====== Record set ======

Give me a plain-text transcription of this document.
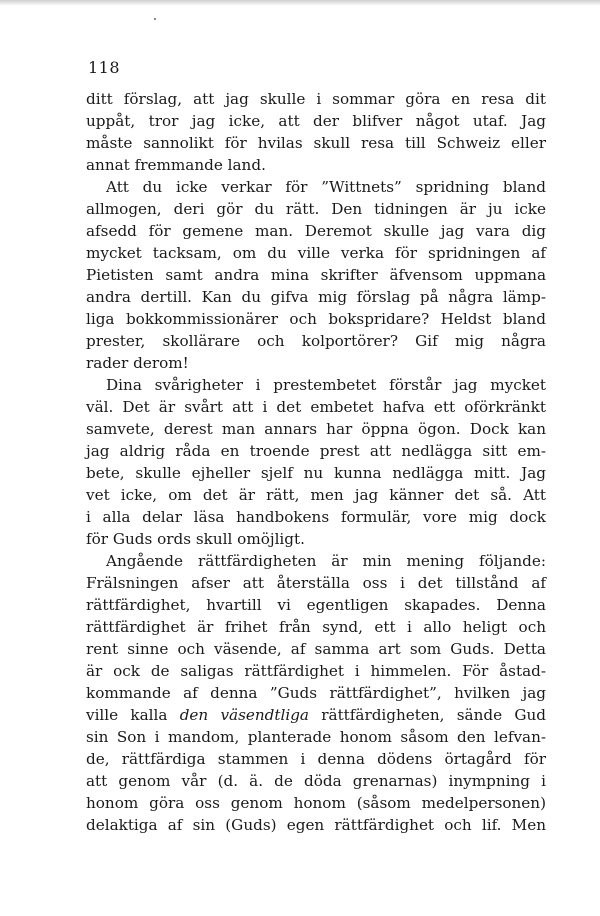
118
ditt förslag, att jag skulle i sommar göra en resa dit
uppåt, tror jag icke, att der blifver något utaf. Jag
måste sannolikt för hvilas skull resa till Schweiz eller
annat fremmande land.
Att du icke verkar för ”Wittnets” spridning bland
allmogen, deri gör du rätt. Den tidningen är ju icke
afsedd för gemene man. Deremot skulle jag vara dig
mycket tacksam, om du ville verka för spridningen af
Pietisten samt andra mina skrifter äfvensom uppmana
andra dertill. Kan du gifva mig förslag på några lämp-
liga bokkommissionärer och bokspridare? Heldst bland
prester, skollärare och kolportörer? Gif mig några
rader derom!
Dina svårigheter i prestembetet förstår jag mycket
väl. Det är svårt att i det embetet hafva ett oförkränkt
samvete, derest man annars har öppna ögon. Dock kan
jag aldrig råda en troende prest att nedlägga sitt em-
bete, skulle ejheller sjelf nu kunna nedlägga mitt. Jag
vet icke, om det är rätt, men jag känner det så. Att
i alla delar läsa handbokens formulär, vore mig dock
för Guds ords skull omöjligt.
Angående rättfärdigheten är min mening följande:
Frälsningen afser att återställa oss i det tillstånd af
rättfärdighet, hvartill vi egentligen skapades. Denna
rättfärdighet är frihet från synd, ett i allo heligt och
rent sinne och väsende, af samma art som Guds. Detta
är ock de saligas rättfärdighet i himmelen. För åstad-
kommande af denna ”Guds rättfärdighet”, hvilken jag
ville kalla den väsendtliga rättfärdigheten, sände Gud
sin Son i mandom, planterade honom såsom den lefvan-
de, rättfärdiga stammen i denna dödens örtagård för
att genom vår (d. ä. de döda grenarnas) inympning i
honom göra oss genom honom (såsom medelpersonen)
delaktiga af sin (Guds) egen rättfärdighet och lif. Men
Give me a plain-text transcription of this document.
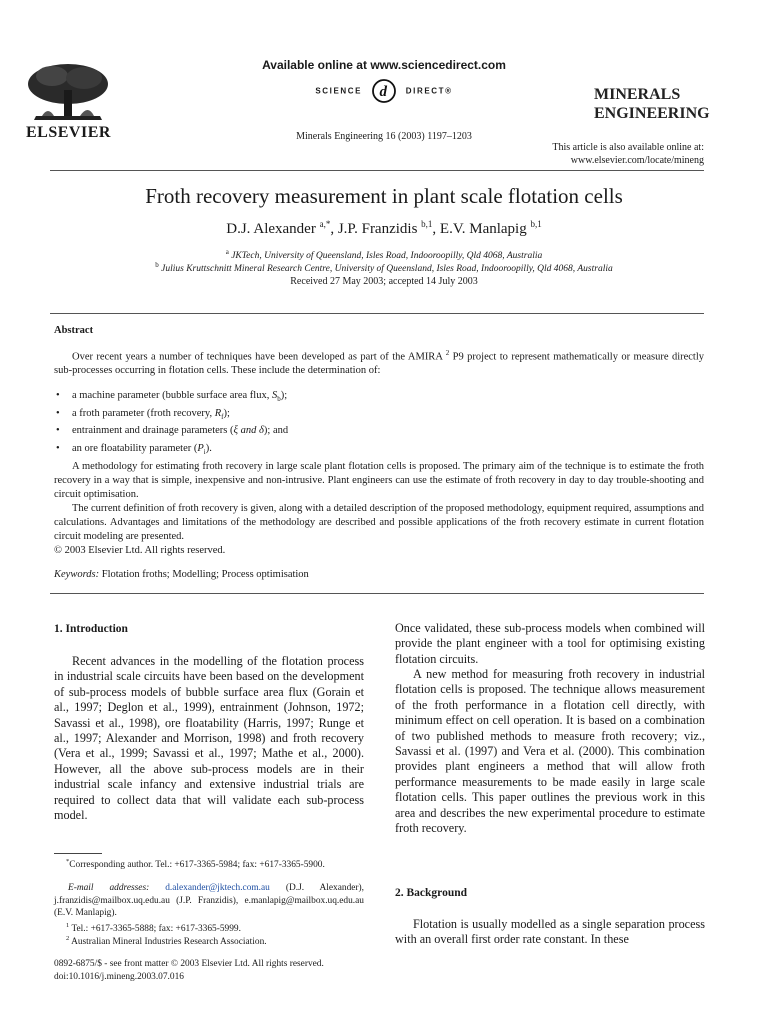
ELSEVIER
Available online at www.sciencedirect.com
SCIENCE d DIRECT®
Minerals Engineering 16 (2003) 1197–1203
MINERALS
ENGINEERING
This article is also available online at:
www.elsevier.com/locate/mineng
Froth recovery measurement in plant scale flotation cells
D.J. Alexander $^{a,*}$, J.P. Franzidis $^{b,1}$, E.V. Manlapig $^{b,1}$
$^a$ JKTech, University of Queensland, Isles Road, Indooroopilly, Qld 4068, Australia
$^b$ Julius Kruttschnitt Mineral Research Centre, University of Queensland, Isles Road, Indooroopilly, Qld 4068, Australia
Received 27 May 2003; accepted 14 July 2003
Abstract
Over recent years a number of techniques have been developed as part of the AMIRA $^2$ P9 project to represent mathematically or measure directly sub-processes occurring in flotation cells. These include the determination of:
• a machine parameter (bubble surface area flux, $S_b$);
• a froth parameter (froth recovery, $R_f$);
• entrainment and drainage parameters (ξ and δ); and
• an ore floatability parameter $(P_i)$.
A methodology for estimating froth recovery in large scale plant flotation cells is proposed. The primary aim of the technique is to estimate the froth recovery in a way that is simple, inexpensive and non-intrusive. Plant engineers can use the estimate of froth recovery in day to day trouble-shooting and circuit optimisation.
The current definition of froth recovery is given, along with a detailed description of the proposed methodology, equipment required, assumptions and calculations. Advantages and limitations of the methodology are described and possible applications of the froth recovery estimate in current flotation circuit modeling are presented.
© 2003 Elsevier Ltd. All rights reserved.
Keywords: Flotation froths; Modelling; Process optimisation
1. Introduction
Recent advances in the modelling of the flotation process in industrial scale circuits have been based on the development of sub-process models of bubble surface area flux (Gorain et al., 1997; Deglon et al., 1999), entrainment (Johnson, 1972; Savassi et al., 1998), ore floatability (Harris, 1997; Runge et al., 1997; Alexander and Morrison, 1998) and froth recovery (Vera et al., 1999; Savassi et al., 1997; Mathe et al., 2000). However, all the above sub-process models are in their industrial scale infancy and extensive industrial trials are required to collect data that will validate each sub-process model.
*Corresponding author. Tel.: +617-3365-5984; fax: +617-3365-5900.
E-mail addresses: d.alexander@jktech.com.au (D.J. Alexander), j.franzidis@mailbox.uq.edu.au (J.P. Franzidis), e.manlapig@mailbox.uq.edu.au (E.V. Manlapig).
$^1$ Tel.: +617-3365-5888; fax: +617-3365-5999.
$^2$ Australian Mineral Industries Research Association.
0892-6875/$ - see front matter © 2003 Elsevier Ltd. All rights reserved.
doi:10.1016/j.mineng.2003.07.016
Once validated, these sub-process models when combined will provide the plant engineer with a tool for optimising existing flotation circuits.
A new method for measuring froth recovery in industrial flotation cells is proposed. The technique allows measurement of the froth performance in a flotation cell directly, with minimum effect on cell operation. It is based on a combination of two published methods to measure froth recovery; viz., Savassi et al. (1997) and Vera et al. (2000). This combination provides plant engineers a method that will allow froth performance measurements to be made easily in large scale flotation cells. This paper outlines the previous work in this area and describes the new experimental procedure to estimate froth recovery.
2. Background
Flotation is usually modelled as a single separation process with an overall first order rate constant. In these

======

Pictures are to be excluded; the records themselves are to be reproduced exactly.

Give me a plain-text transcription of this document.
118
ditt förslag, att jag skulle i sommar göra en resa dit
uppåt, tror jag icke, att der blifver något utaf. Jag
måste sannolikt för hvilas skull resa till Schweiz eller
annat fremmande land.
Att du icke verkar för ”Wittnets” spridning bland
allmogen, deri gör du rätt. Den tidningen är ju icke
afsedd för gemene man. Deremot skulle jag vara dig
mycket tacksam, om du ville verka för spridningen af
Pietisten samt andra mina skrifter äfvensom uppmana
andra dertill. Kan du gifva mig förslag på några lämp-
liga bokkommissionärer och bokspridare? Heldst bland
prester, skollärare och kolportörer? Gif mig några
rader derom!
Dina svårigheter i prestembetet förstår jag mycket
väl. Det är svårt att i det embetet hafva ett oförkränkt
samvete, derest man annars har öppna ögon. Dock kan
jag aldrig råda en troende prest att nedlägga sitt em-
bete, skulle ejheller sjelf nu kunna nedlägga mitt. Jag
vet icke, om det är rätt, men jag känner det så. Att
i alla delar läsa handbokens formulär, vore mig dock
för Guds ords skull omöjligt.
Angående rättfärdigheten är min mening följande:
Frälsningen afser att återställa oss i det tillstånd af
rättfärdighet, hvartill vi egentligen skapades. Denna
rättfärdighet är frihet från synd, ett i allo heligt och
rent sinne och väsende, af samma art som Guds. Detta
är ock de saligas rättfärdighet i himmelen. För åstad-
kommande af denna ”Guds rättfärdighet”, hvilken jag
ville kalla den väsendtliga rättfärdigheten, sände Gud
sin Son i mandom, planterade honom såsom den lefvan-
de, rättfärdiga stammen i denna dödens örtagård för
att genom vår (d. ä. de döda grenarnas) inympning i
honom göra oss genom honom (såsom medelpersonen)
delaktiga af sin (Guds) egen rättfärdighet och lif. Men
Give me a plain-text transcription of this document.
ELSEVIER
Available online at www.sciencedirect.com
SCIENCE d DIRECT®
Minerals Engineering 16 (2003) 1197–1203
MINERALS
ENGINEERING
This article is also available online at:
www.elsevier.com/locate/mineng
Froth recovery measurement in plant scale flotation cells
D.J. Alexander $^{a,*}$, J.P. Franzidis $^{b,1}$, E.V. Manlapig $^{b,1}$
$^a$ JKTech, University of Queensland, Isles Road, Indooroopilly, Qld 4068, Australia
$^b$ Julius Kruttschnitt Mineral Research Centre, University of Queensland, Isles Road, Indooroopilly, Qld 4068, Australia
Received 27 May 2003; accepted 14 July 2003
Abstract
Over recent years a number of techniques have been developed as part of the AMIRA $^2$ P9 project to represent mathematically or measure directly sub-processes occurring in flotation cells. These include the determination of:
• a machine parameter (bubble surface area flux, $S_b$);
• a froth parameter (froth recovery, $R_f$);
• entrainment and drainage parameters (ξ and δ); and
• an ore floatability parameter $(P_i)$.
A methodology for estimating froth recovery in large scale plant flotation cells is proposed. The primary aim of the technique is to estimate the froth recovery in a way that is simple, inexpensive and non-intrusive. Plant engineers can use the estimate of froth recovery in day to day trouble-shooting and circuit optimisation.
The current definition of froth recovery is given, along with a detailed description of the proposed methodology, equipment required, assumptions and calculations. Advantages and limitations of the methodology are described and possible applications of the froth recovery estimate in current flotation circuit modeling are presented.
© 2003 Elsevier Ltd. All rights reserved.
Keywords: Flotation froths; Modelling; Process optimisation
1. Introduction
Recent advances in the modelling of the flotation process in industrial scale circuits have been based on the development of sub-process models of bubble surface area flux (Gorain et al., 1997; Deglon et al., 1999), entrainment (Johnson, 1972; Savassi et al., 1998), ore floatability (Harris, 1997; Runge et al., 1997; Alexander and Morrison, 1998) and froth recovery (Vera et al., 1999; Savassi et al., 1997; Mathe et al., 2000). However, all the above sub-process models are in their industrial scale infancy and extensive industrial trials are required to collect data that will validate each sub-process model.
*Corresponding author. Tel.: +617-3365-5984; fax: +617-3365-5900.
E-mail addresses: d.alexander@jktech.com.au (D.J. Alexander), j.franzidis@mailbox.uq.edu.au (J.P. Franzidis), e.manlapig@mailbox.uq.edu.au (E.V. Manlapig).
$^1$ Tel.: +617-3365-5888; fax: +617-3365-5999.
$^2$ Australian Mineral Industries Research Association.
0892-6875/$ - see front matter © 2003 Elsevier Ltd. All rights reserved.
doi:10.1016/j.mineng.2003.07.016
Once validated, these sub-process models when combined will provide the plant engineer with a tool for optimising existing flotation circuits.
A new method for measuring froth recovery in industrial flotation cells is proposed. The technique allows measurement of the froth performance in a flotation cell directly, with minimum effect on cell operation. It is based on a combination of two published methods to measure froth recovery; viz., Savassi et al. (1997) and Vera et al. (2000). This combination provides plant engineers a method that will allow froth performance measurements to be made easily in large scale flotation cells. This paper outlines the previous work in this area and describes the new experimental procedure to estimate froth recovery.
2. Background
Flotation is usually modelled as a single separation process with an overall first order rate constant. In these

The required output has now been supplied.